Texte proposé:
• • •

Numéro 129 : Les deux étendards
La première réunion de l’assemblée générale extraordinaire du Synode sur la famille et l’année qui s’est écoulée depuis ont créé une vaste confusion dans les esprits, à l’intérieur comme à l’extérieur de l’Eglise. Cette situation rappelle, toutes proportions gardées, le climat de pressions et d’anarchie intellectuelle des années conciliaires.
Vatican II avait fait l’objet d’une préparation discrète assurée par la Curie romaine, tandis que quelques prélats avaient en vue d’accélérer certaines ruptures, mais l’intrusion des médias dans les débats fut décisive pour les ouvrir sur la place publique. Les tensions internes entre Pères conciliaires ont été fortes, mais n’ont concerné en fait que des minorités actives, leur enjeu échappant à la majorité. Au départ, leurs protagonistes agissaient en ordre dispersé, ils n’avaient pas encore formé de réseaux organisés. De plus la mobilisation des forces en présence n’avait pas suivi le même tempo, la minorité traditionnelle ne se structurant que vers la fin de l’événement en réponse à l’activisme du camp opposé, plus rapide à se fédérer et bénéficiant de la caisse de résonance des grands médias.
Cinquante ans plus tard on retrouve plusieurs de ces traits, avec les différences inhérentes à l’époque, mais aussi dans des conditions qui favorisent une plus rapide dramatisation, et certaines modifications sensibles de style.
Un point apparaît commun aux deux événements : la consigne donnée par les invitants, Jean XXIII et François. Le premier, dans son discours d’ouverture du 11 octobre 1962, appelait à procéder à une mise à jour (en italien, un aggiornamento), non pour déclasser la « vérité catholique » mais pour que « les âmes en soient plus pleinement imprégnées et informées, comme l’espèrent ardemment tous les sincères partisans de la vérité chrétienne, catholique, apostolique ». A cette intention était ajoutée une indication de méthode, celle-là même que l’on retrouve aujourd’hui dans les débats autour du mariage, conduisant à distinguer entre exposé dogmatique (ou discipline irréformable) et modalité « pastorale », pour ne s’intéresser qu’à cette dernière.
Jean XXIII poursuivait donc : « Il convient que cette doctrine sûre et immuable, à laquelle on doit adhérer de manière fidèle, soit approfondie et exposée selon des demandes de notre temps. En effet, autre est le dépôt de la Foi, c’est-à-dire les vérités contenues dans notre vénérée doctrine, autre est le mode par lequel elles sont annoncées avec toujours le même sens et dans la même acception. Une grande importance sera donnée à cette méthode, et si cela est nécessaire, elle sera appliquée avec patience ; on devra par conséquent adopter cette manière d’exposition qui correspond le plus au magistère, dont le caractère est avant tout pastoral. » Le propos n’induisait pas à opposer vérité dogmatique et pastorale, puisque le « mode » auquel il était fait allusion devait permettre la fidélité au « même sens » et à « la même acception », allusion assez claire à la règle du développement homogène de l’intelligence de la Révélation. C’est le déroulement ultérieur des débats internes et externes, ainsi que les interventions de Jean XXIII et de Paul VI, qui ont donné à l’aggiornamento son sens effectif, celui non pas d’une rénovation pédagogique, mais d’une mise en adéquation avec les exigences de la culture dominante du moment, la condamnation préventive des « prophètes de malheur » par Jean XXIII, dans un petit passage du même discours inaugural, levant les inhibitions.

• • •

Jeu de données:
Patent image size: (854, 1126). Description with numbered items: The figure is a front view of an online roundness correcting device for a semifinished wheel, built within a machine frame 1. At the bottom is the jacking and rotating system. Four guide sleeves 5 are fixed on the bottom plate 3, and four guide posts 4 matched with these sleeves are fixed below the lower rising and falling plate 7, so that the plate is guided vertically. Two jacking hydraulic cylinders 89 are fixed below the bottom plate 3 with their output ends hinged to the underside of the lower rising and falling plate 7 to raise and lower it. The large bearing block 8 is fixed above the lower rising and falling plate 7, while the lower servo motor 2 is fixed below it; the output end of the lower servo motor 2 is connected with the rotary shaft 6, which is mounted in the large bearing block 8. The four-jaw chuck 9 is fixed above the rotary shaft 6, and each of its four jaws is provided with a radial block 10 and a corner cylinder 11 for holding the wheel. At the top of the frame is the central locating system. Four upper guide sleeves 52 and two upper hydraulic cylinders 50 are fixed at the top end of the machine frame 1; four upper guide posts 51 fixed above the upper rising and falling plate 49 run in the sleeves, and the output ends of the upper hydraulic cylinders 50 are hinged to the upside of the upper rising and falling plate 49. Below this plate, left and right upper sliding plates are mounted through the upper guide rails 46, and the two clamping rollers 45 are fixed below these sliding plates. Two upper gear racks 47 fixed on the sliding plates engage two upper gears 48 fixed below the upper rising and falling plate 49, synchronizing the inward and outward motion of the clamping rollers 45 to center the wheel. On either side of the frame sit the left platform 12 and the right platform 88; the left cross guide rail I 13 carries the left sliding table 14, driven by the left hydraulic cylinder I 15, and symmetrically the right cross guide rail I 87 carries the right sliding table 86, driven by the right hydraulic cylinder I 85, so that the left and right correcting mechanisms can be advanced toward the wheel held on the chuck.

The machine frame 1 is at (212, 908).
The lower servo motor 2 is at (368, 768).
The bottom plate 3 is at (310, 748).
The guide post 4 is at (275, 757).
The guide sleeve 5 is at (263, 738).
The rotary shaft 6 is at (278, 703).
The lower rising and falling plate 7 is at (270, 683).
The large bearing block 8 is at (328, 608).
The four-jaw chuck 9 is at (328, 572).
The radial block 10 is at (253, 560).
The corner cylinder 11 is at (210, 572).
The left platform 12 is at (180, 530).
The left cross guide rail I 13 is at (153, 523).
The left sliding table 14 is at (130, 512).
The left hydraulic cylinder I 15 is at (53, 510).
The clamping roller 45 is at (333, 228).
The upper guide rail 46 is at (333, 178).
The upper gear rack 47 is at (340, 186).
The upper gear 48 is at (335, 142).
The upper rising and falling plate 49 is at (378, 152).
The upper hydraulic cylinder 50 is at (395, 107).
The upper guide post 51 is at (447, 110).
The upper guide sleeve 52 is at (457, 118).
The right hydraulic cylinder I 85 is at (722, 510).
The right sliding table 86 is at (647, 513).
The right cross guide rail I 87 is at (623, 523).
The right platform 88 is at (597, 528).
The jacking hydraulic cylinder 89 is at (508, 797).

• • •

Série de consignes:
**a.** D'après le texte proposé, pourquoi le propos de Jean XXIII n'induisait-il pas à opposer vérité dogmatique et pastorale ? Répondez en une à trois phrases.
**b.** Selon le texte proposé, à quelle date Jean XXIII a-t-il prononcé son discours d'ouverture ?

Réponses rédigées:
**a.** Le « mode » auquel Jean XXIII faisait allusion devait permettre la fidélité au « même sens » et à « la même acception ». Le texte y voit une allusion assez claire à la règle du développement homogène de l'intelligence de la Révélation.

**b.** Le 11 octobre 1962.